— THE EXERCISE —
Return each line holding the string "Period".

— DATA PROVIDED —
####

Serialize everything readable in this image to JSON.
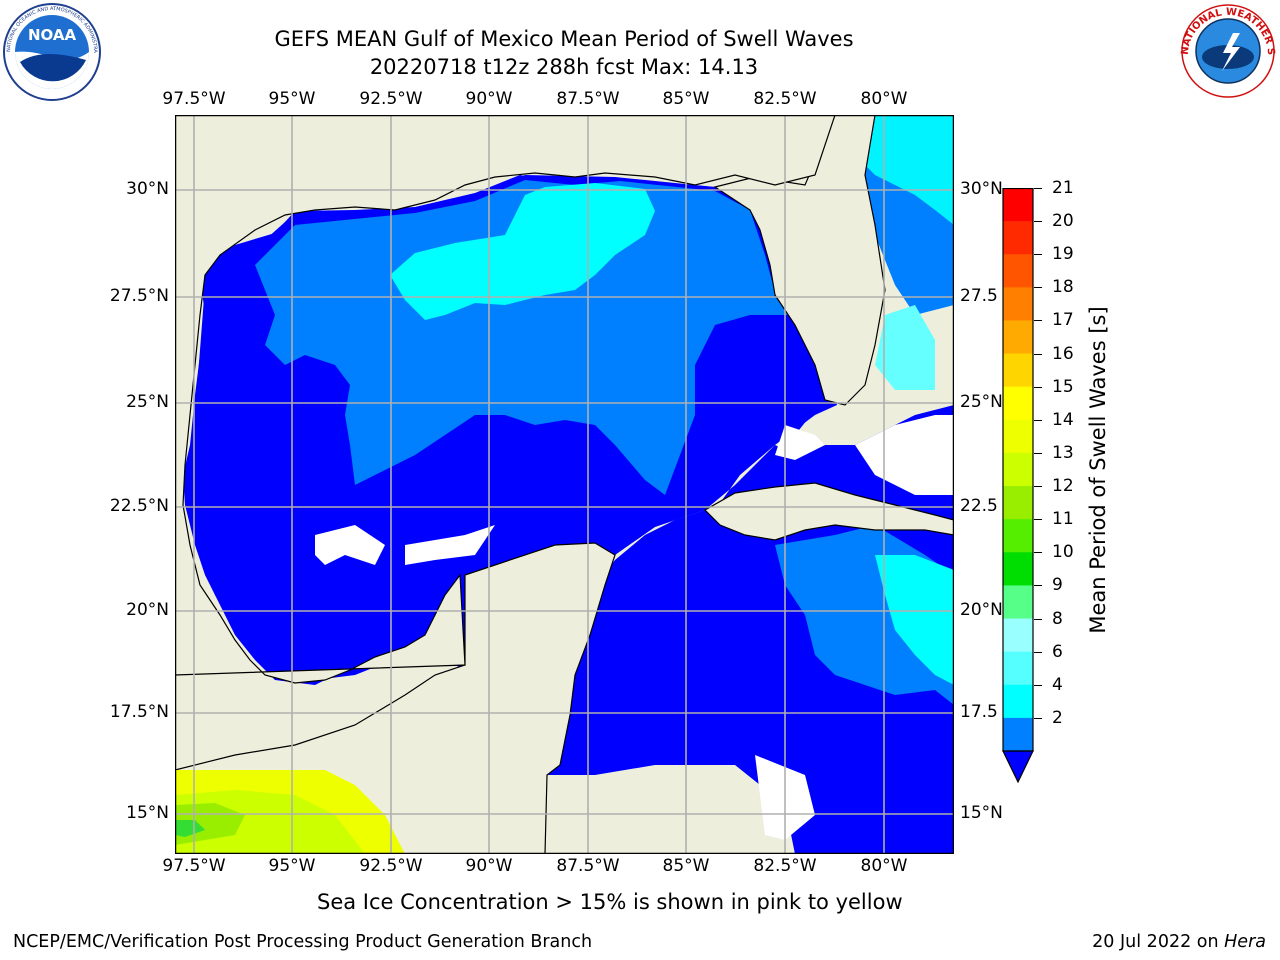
{
  "title_line1": "GEFS MEAN Gulf of Mexico Mean Period of Swell Waves",
  "title_line2": "20220718 t12z 288h fcst   Max: 14.13",
  "map": {
    "lon_labels": [
      "97.5°W",
      "95°W",
      "92.5°W",
      "90°W",
      "87.5°W",
      "85°W",
      "82.5°W",
      "80°W"
    ],
    "lat_labels_left": [
      "30°N",
      "27.5°N",
      "25°N",
      "22.5°N",
      "20°N",
      "17.5°N",
      "15°N"
    ],
    "lat_labels_right": [
      "30°N",
      "27.5",
      "25°N",
      "22.5",
      "20°N",
      "17.5",
      "15°N"
    ],
    "colors": {
      "land": "#eeeedd",
      "grid": "#b0b0b0",
      "c2": "#0000ff",
      "c4": "#0080ff",
      "c6": "#00ffff",
      "c8": "#66ffff",
      "c13": "#ccff00",
      "c14": "#eeff00",
      "c12": "#99ee00",
      "c10": "#33dd33"
    }
  },
  "colorbar": {
    "label": "Mean Period of Swell Waves [s]",
    "ticks": [
      "21",
      "20",
      "19",
      "18",
      "17",
      "16",
      "15",
      "14",
      "13",
      "12",
      "11",
      "10",
      "9",
      "8",
      "6",
      "4",
      "2"
    ],
    "colors": [
      "#ff0000",
      "#ff2a00",
      "#ff5500",
      "#ff8000",
      "#ffaa00",
      "#ffd500",
      "#ffff00",
      "#eeff00",
      "#ccff00",
      "#99ee00",
      "#55ee00",
      "#00dd00",
      "#55ff88",
      "#99ffff",
      "#55ffff",
      "#00ffff",
      "#0080ff"
    ],
    "extend_color": "#0000ff"
  },
  "note": "Sea Ice Concentration > 15% is shown in pink to yellow",
  "footer_left": "NCEP/EMC/Verification Post Processing Product Generation Branch",
  "footer_right_date": "20 Jul 2022 on ",
  "footer_right_host": "Hera",
  "logos": {
    "noaa": {
      "text": "NOAA",
      "ring": "NATIONAL OCEANIC AND ATMOSPHERIC ADMINISTRATION"
    },
    "nws": {
      "ring": "NATIONAL WEATHER SERVICE"
    }
  }
}
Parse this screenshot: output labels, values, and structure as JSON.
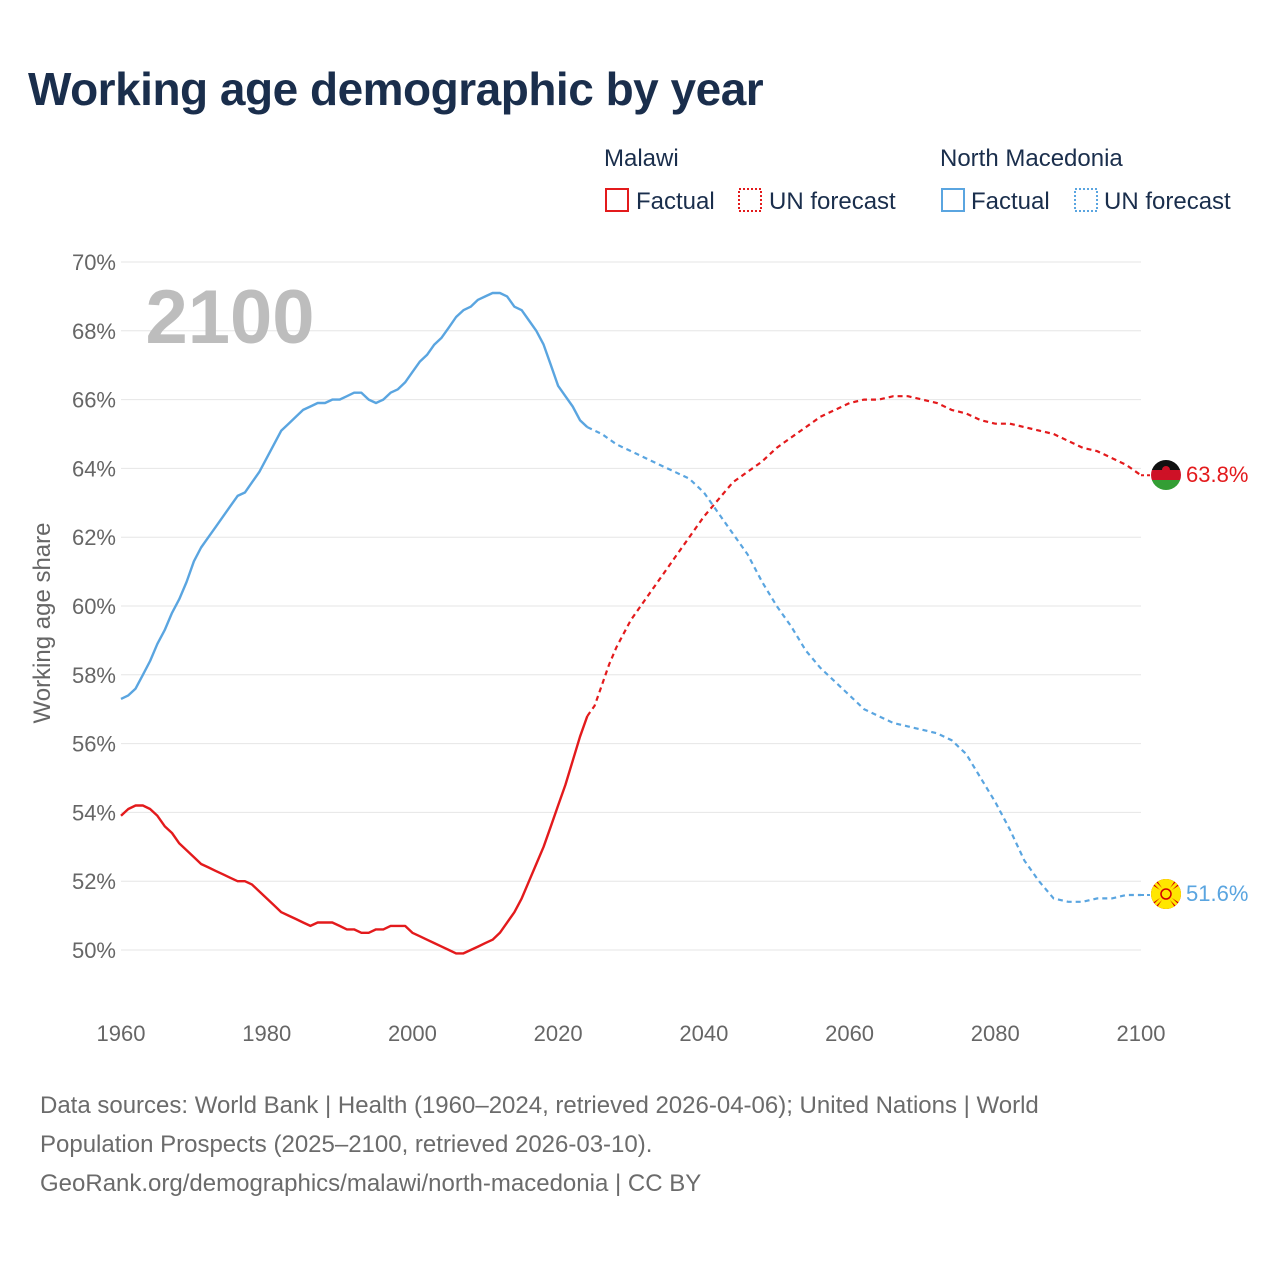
{
  "title": "Working age demographic by year",
  "footer": {
    "line1": "Data sources: World Bank | Health (1960–2024, retrieved 2026-04-06); United Nations | World",
    "line2": "Population Prospects (2025–2100, retrieved 2026-03-10).",
    "line3": "GeoRank.org/demographics/malawi/north-macedonia | CC BY"
  },
  "legend": {
    "groups": [
      {
        "country": "Malawi",
        "color": "#e31a1c",
        "factual_label": "Factual",
        "forecast_label": "UN forecast"
      },
      {
        "country": "North Macedonia",
        "color": "#5aa5e0",
        "factual_label": "Factual",
        "forecast_label": "UN forecast"
      }
    ]
  },
  "chart_data": {
    "type": "line",
    "title": "Working age demographic by year",
    "xlabel": "",
    "ylabel": "Working age share",
    "year_watermark": "2100",
    "xlim": [
      1960,
      2100
    ],
    "ylim": [
      49,
      70
    ],
    "x_ticks": [
      "1960",
      "1980",
      "2000",
      "2020",
      "2040",
      "2060",
      "2080",
      "2100"
    ],
    "y_ticks": [
      {
        "value": 70,
        "label": "70%"
      },
      {
        "value": 68,
        "label": "68%"
      },
      {
        "value": 66,
        "label": "66%"
      },
      {
        "value": 64,
        "label": "64%"
      },
      {
        "value": 62,
        "label": "62%"
      },
      {
        "value": 60,
        "label": "60%"
      },
      {
        "value": 58,
        "label": "58%"
      },
      {
        "value": 56,
        "label": "56%"
      },
      {
        "value": 54,
        "label": "54%"
      },
      {
        "value": 52,
        "label": "52%"
      },
      {
        "value": 50,
        "label": "50%"
      }
    ],
    "grid": true,
    "legend_position": "top-right",
    "factual_end_year": 2024,
    "series": [
      {
        "name": "Malawi",
        "color": "#e31a1c",
        "end_label": "63.8%",
        "flag": "malawi-flag",
        "points": [
          [
            1960,
            53.9
          ],
          [
            1961,
            54.1
          ],
          [
            1962,
            54.2
          ],
          [
            1963,
            54.2
          ],
          [
            1964,
            54.1
          ],
          [
            1965,
            53.9
          ],
          [
            1966,
            53.6
          ],
          [
            1967,
            53.4
          ],
          [
            1968,
            53.1
          ],
          [
            1969,
            52.9
          ],
          [
            1970,
            52.7
          ],
          [
            1971,
            52.5
          ],
          [
            1972,
            52.4
          ],
          [
            1973,
            52.3
          ],
          [
            1974,
            52.2
          ],
          [
            1975,
            52.1
          ],
          [
            1976,
            52.0
          ],
          [
            1977,
            52.0
          ],
          [
            1978,
            51.9
          ],
          [
            1979,
            51.7
          ],
          [
            1980,
            51.5
          ],
          [
            1981,
            51.3
          ],
          [
            1982,
            51.1
          ],
          [
            1983,
            51.0
          ],
          [
            1984,
            50.9
          ],
          [
            1985,
            50.8
          ],
          [
            1986,
            50.7
          ],
          [
            1987,
            50.8
          ],
          [
            1988,
            50.8
          ],
          [
            1989,
            50.8
          ],
          [
            1990,
            50.7
          ],
          [
            1991,
            50.6
          ],
          [
            1992,
            50.6
          ],
          [
            1993,
            50.5
          ],
          [
            1994,
            50.5
          ],
          [
            1995,
            50.6
          ],
          [
            1996,
            50.6
          ],
          [
            1997,
            50.7
          ],
          [
            1998,
            50.7
          ],
          [
            1999,
            50.7
          ],
          [
            2000,
            50.5
          ],
          [
            2001,
            50.4
          ],
          [
            2002,
            50.3
          ],
          [
            2003,
            50.2
          ],
          [
            2004,
            50.1
          ],
          [
            2005,
            50.0
          ],
          [
            2006,
            49.9
          ],
          [
            2007,
            49.9
          ],
          [
            2008,
            50.0
          ],
          [
            2009,
            50.1
          ],
          [
            2010,
            50.2
          ],
          [
            2011,
            50.3
          ],
          [
            2012,
            50.5
          ],
          [
            2013,
            50.8
          ],
          [
            2014,
            51.1
          ],
          [
            2015,
            51.5
          ],
          [
            2016,
            52.0
          ],
          [
            2017,
            52.5
          ],
          [
            2018,
            53.0
          ],
          [
            2019,
            53.6
          ],
          [
            2020,
            54.2
          ],
          [
            2021,
            54.8
          ],
          [
            2022,
            55.5
          ],
          [
            2023,
            56.2
          ],
          [
            2024,
            56.8
          ],
          [
            2025,
            57.1
          ],
          [
            2026,
            57.7
          ],
          [
            2027,
            58.3
          ],
          [
            2028,
            58.8
          ],
          [
            2029,
            59.2
          ],
          [
            2030,
            59.6
          ],
          [
            2032,
            60.2
          ],
          [
            2034,
            60.8
          ],
          [
            2036,
            61.4
          ],
          [
            2038,
            62.0
          ],
          [
            2040,
            62.6
          ],
          [
            2042,
            63.1
          ],
          [
            2044,
            63.6
          ],
          [
            2046,
            63.9
          ],
          [
            2048,
            64.2
          ],
          [
            2050,
            64.6
          ],
          [
            2052,
            64.9
          ],
          [
            2054,
            65.2
          ],
          [
            2056,
            65.5
          ],
          [
            2058,
            65.7
          ],
          [
            2060,
            65.9
          ],
          [
            2062,
            66.0
          ],
          [
            2064,
            66.0
          ],
          [
            2066,
            66.1
          ],
          [
            2068,
            66.1
          ],
          [
            2070,
            66.0
          ],
          [
            2072,
            65.9
          ],
          [
            2074,
            65.7
          ],
          [
            2076,
            65.6
          ],
          [
            2078,
            65.4
          ],
          [
            2080,
            65.3
          ],
          [
            2082,
            65.3
          ],
          [
            2084,
            65.2
          ],
          [
            2086,
            65.1
          ],
          [
            2088,
            65.0
          ],
          [
            2090,
            64.8
          ],
          [
            2092,
            64.6
          ],
          [
            2094,
            64.5
          ],
          [
            2096,
            64.3
          ],
          [
            2098,
            64.1
          ],
          [
            2100,
            63.8
          ]
        ]
      },
      {
        "name": "North Macedonia",
        "color": "#5aa5e0",
        "end_label": "51.6%",
        "flag": "north-macedonia-flag",
        "points": [
          [
            1960,
            57.3
          ],
          [
            1961,
            57.4
          ],
          [
            1962,
            57.6
          ],
          [
            1963,
            58.0
          ],
          [
            1964,
            58.4
          ],
          [
            1965,
            58.9
          ],
          [
            1966,
            59.3
          ],
          [
            1967,
            59.8
          ],
          [
            1968,
            60.2
          ],
          [
            1969,
            60.7
          ],
          [
            1970,
            61.3
          ],
          [
            1971,
            61.7
          ],
          [
            1972,
            62.0
          ],
          [
            1973,
            62.3
          ],
          [
            1974,
            62.6
          ],
          [
            1975,
            62.9
          ],
          [
            1976,
            63.2
          ],
          [
            1977,
            63.3
          ],
          [
            1978,
            63.6
          ],
          [
            1979,
            63.9
          ],
          [
            1980,
            64.3
          ],
          [
            1981,
            64.7
          ],
          [
            1982,
            65.1
          ],
          [
            1983,
            65.3
          ],
          [
            1984,
            65.5
          ],
          [
            1985,
            65.7
          ],
          [
            1986,
            65.8
          ],
          [
            1987,
            65.9
          ],
          [
            1988,
            65.9
          ],
          [
            1989,
            66.0
          ],
          [
            1990,
            66.0
          ],
          [
            1991,
            66.1
          ],
          [
            1992,
            66.2
          ],
          [
            1993,
            66.2
          ],
          [
            1994,
            66.0
          ],
          [
            1995,
            65.9
          ],
          [
            1996,
            66.0
          ],
          [
            1997,
            66.2
          ],
          [
            1998,
            66.3
          ],
          [
            1999,
            66.5
          ],
          [
            2000,
            66.8
          ],
          [
            2001,
            67.1
          ],
          [
            2002,
            67.3
          ],
          [
            2003,
            67.6
          ],
          [
            2004,
            67.8
          ],
          [
            2005,
            68.1
          ],
          [
            2006,
            68.4
          ],
          [
            2007,
            68.6
          ],
          [
            2008,
            68.7
          ],
          [
            2009,
            68.9
          ],
          [
            2010,
            69.0
          ],
          [
            2011,
            69.1
          ],
          [
            2012,
            69.1
          ],
          [
            2013,
            69.0
          ],
          [
            2014,
            68.7
          ],
          [
            2015,
            68.6
          ],
          [
            2016,
            68.3
          ],
          [
            2017,
            68.0
          ],
          [
            2018,
            67.6
          ],
          [
            2019,
            67.0
          ],
          [
            2020,
            66.4
          ],
          [
            2021,
            66.1
          ],
          [
            2022,
            65.8
          ],
          [
            2023,
            65.4
          ],
          [
            2024,
            65.2
          ],
          [
            2025,
            65.1
          ],
          [
            2026,
            65.0
          ],
          [
            2028,
            64.7
          ],
          [
            2030,
            64.5
          ],
          [
            2032,
            64.3
          ],
          [
            2034,
            64.1
          ],
          [
            2036,
            63.9
          ],
          [
            2038,
            63.7
          ],
          [
            2040,
            63.3
          ],
          [
            2042,
            62.7
          ],
          [
            2044,
            62.1
          ],
          [
            2046,
            61.5
          ],
          [
            2048,
            60.7
          ],
          [
            2050,
            60.0
          ],
          [
            2052,
            59.4
          ],
          [
            2054,
            58.7
          ],
          [
            2056,
            58.2
          ],
          [
            2058,
            57.8
          ],
          [
            2060,
            57.4
          ],
          [
            2062,
            57.0
          ],
          [
            2064,
            56.8
          ],
          [
            2066,
            56.6
          ],
          [
            2068,
            56.5
          ],
          [
            2070,
            56.4
          ],
          [
            2072,
            56.3
          ],
          [
            2074,
            56.1
          ],
          [
            2076,
            55.7
          ],
          [
            2078,
            55.0
          ],
          [
            2080,
            54.3
          ],
          [
            2082,
            53.5
          ],
          [
            2084,
            52.6
          ],
          [
            2086,
            52.0
          ],
          [
            2088,
            51.5
          ],
          [
            2090,
            51.4
          ],
          [
            2092,
            51.4
          ],
          [
            2094,
            51.5
          ],
          [
            2096,
            51.5
          ],
          [
            2098,
            51.6
          ],
          [
            2100,
            51.6
          ]
        ]
      }
    ]
  }
}
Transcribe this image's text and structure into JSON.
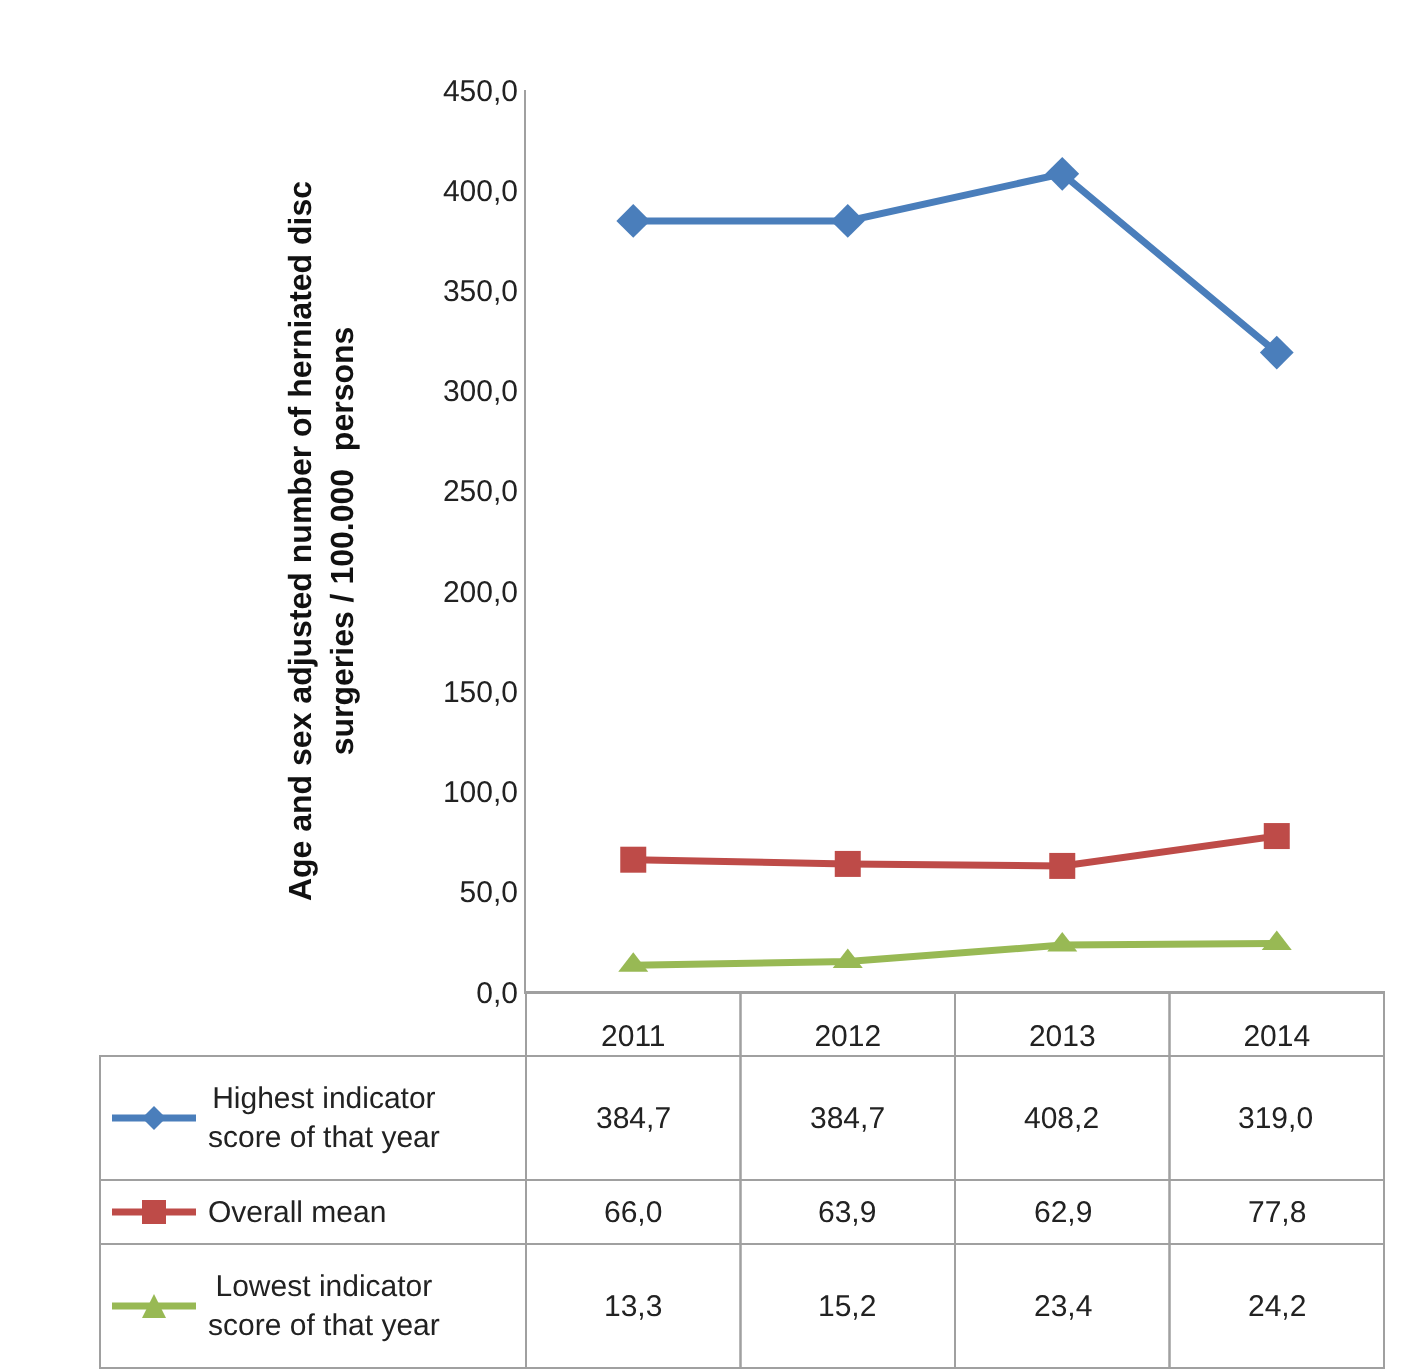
{
  "chart_data": {
    "type": "line",
    "ylabel": "Age and sex adjusted number of herniated disc\nsurgeries / 100.000  persons",
    "categories": [
      "2011",
      "2012",
      "2013",
      "2014"
    ],
    "series": [
      {
        "name": "Highest indicator score of that year",
        "color": "#4a7ebb",
        "marker": "diamond",
        "values": [
          384.7,
          384.7,
          408.2,
          319.0
        ],
        "value_labels": [
          "384,7",
          "384,7",
          "408,2",
          "319,0"
        ]
      },
      {
        "name": "Overall mean",
        "color": "#be4b48",
        "marker": "square",
        "values": [
          66.0,
          63.9,
          62.9,
          77.8
        ],
        "value_labels": [
          "66,0",
          "63,9",
          "62,9",
          "77,8"
        ]
      },
      {
        "name": "Lowest indicator score of that year",
        "color": "#98b954",
        "marker": "triangle",
        "values": [
          13.3,
          15.2,
          23.4,
          24.2
        ],
        "value_labels": [
          "13,3",
          "15,2",
          "23,4",
          "24,2"
        ]
      }
    ],
    "ylim": [
      0,
      450
    ],
    "yticks": [
      {
        "value": 0,
        "label": "0,0"
      },
      {
        "value": 50,
        "label": "50,0"
      },
      {
        "value": 100,
        "label": "100,0"
      },
      {
        "value": 150,
        "label": "150,0"
      },
      {
        "value": 200,
        "label": "200,0"
      },
      {
        "value": 250,
        "label": "250,0"
      },
      {
        "value": 300,
        "label": "300,0"
      },
      {
        "value": 350,
        "label": "350,0"
      },
      {
        "value": 400,
        "label": "400,0"
      },
      {
        "value": 450,
        "label": "450,0"
      }
    ],
    "grid": false,
    "legend": "bottom left"
  }
}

####

— EXPECTED OUTPUT —
  "title_line1": "GEFS MEAN Gulf of Mexico Mean Period of Swell Waves",
    "label": "Mean Period of Swell Waves [s]",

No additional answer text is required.